Saved entries
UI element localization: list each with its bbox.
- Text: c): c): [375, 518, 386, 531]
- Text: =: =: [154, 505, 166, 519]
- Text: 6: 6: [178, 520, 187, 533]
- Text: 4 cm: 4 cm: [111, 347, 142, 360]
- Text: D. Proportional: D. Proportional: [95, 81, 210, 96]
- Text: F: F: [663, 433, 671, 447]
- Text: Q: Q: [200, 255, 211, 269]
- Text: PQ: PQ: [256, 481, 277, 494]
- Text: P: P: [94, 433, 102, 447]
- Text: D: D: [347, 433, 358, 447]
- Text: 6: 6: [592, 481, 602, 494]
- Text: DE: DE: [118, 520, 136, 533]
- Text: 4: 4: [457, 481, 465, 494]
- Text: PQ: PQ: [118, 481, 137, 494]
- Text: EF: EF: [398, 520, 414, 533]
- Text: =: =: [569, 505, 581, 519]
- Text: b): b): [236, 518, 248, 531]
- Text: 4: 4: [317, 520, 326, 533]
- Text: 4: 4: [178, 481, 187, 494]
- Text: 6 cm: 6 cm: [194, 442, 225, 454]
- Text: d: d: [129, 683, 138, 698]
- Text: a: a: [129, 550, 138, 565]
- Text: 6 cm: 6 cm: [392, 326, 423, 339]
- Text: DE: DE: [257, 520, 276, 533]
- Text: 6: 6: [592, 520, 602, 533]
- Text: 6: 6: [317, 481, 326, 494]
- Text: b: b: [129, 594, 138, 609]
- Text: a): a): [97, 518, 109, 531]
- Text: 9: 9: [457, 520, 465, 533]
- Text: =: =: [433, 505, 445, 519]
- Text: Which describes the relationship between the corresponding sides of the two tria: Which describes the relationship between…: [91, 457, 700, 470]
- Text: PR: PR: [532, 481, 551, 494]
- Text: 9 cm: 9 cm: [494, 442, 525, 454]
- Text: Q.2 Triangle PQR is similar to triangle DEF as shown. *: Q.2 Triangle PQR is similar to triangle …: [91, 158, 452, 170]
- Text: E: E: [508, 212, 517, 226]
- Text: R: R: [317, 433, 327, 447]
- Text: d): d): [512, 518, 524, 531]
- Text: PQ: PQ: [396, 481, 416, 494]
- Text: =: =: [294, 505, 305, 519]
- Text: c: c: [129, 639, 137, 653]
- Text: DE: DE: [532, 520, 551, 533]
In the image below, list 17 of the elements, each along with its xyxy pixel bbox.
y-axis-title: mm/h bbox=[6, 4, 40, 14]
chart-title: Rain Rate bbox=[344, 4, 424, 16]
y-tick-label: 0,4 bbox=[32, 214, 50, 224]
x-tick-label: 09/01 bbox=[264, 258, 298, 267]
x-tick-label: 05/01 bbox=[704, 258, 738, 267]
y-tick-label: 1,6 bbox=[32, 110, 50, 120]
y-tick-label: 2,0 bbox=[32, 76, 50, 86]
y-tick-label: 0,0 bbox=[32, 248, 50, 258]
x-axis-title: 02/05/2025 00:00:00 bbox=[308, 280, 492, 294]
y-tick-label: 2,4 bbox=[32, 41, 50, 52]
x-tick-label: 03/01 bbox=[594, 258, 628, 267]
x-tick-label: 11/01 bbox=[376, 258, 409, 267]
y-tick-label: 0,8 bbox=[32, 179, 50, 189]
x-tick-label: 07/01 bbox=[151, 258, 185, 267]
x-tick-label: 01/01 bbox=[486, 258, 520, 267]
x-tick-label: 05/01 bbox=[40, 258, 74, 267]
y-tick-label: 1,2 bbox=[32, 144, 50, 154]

__REQUIRED TASK__: Write out the data word for word, beginning with its first line and stopping after the line that contains "- Text: 6 cm: 6 cm: [392, 326, 423, 339]".

__COMPLETE RESPONSE__:
UI element localization: list each with its bbox.
- Text: c): c): [375, 518, 386, 531]
- Text: =: =: [154, 505, 166, 519]
- Text: 6: 6: [178, 520, 187, 533]
- Text: 4 cm: 4 cm: [111, 347, 142, 360]
- Text: D. Proportional: D. Proportional: [95, 81, 210, 96]
- Text: F: F: [663, 433, 671, 447]
- Text: Q: Q: [200, 255, 211, 269]
- Text: PQ: PQ: [256, 481, 277, 494]
- Text: P: P: [94, 433, 102, 447]
- Text: D: D: [347, 433, 358, 447]
- Text: 6: 6: [592, 481, 602, 494]
- Text: DE: DE: [118, 520, 136, 533]
- Text: 4: 4: [457, 481, 465, 494]
- Text: PQ: PQ: [118, 481, 137, 494]
- Text: EF: EF: [398, 520, 414, 533]
- Text: =: =: [569, 505, 581, 519]
- Text: b): b): [236, 518, 248, 531]
- Text: 4: 4: [317, 520, 326, 533]
- Text: 4: 4: [178, 481, 187, 494]
- Text: 6 cm: 6 cm: [194, 442, 225, 454]
- Text: d: d: [129, 683, 138, 698]
- Text: a: a: [129, 550, 138, 565]
- Text: 6 cm: 6 cm: [392, 326, 423, 339]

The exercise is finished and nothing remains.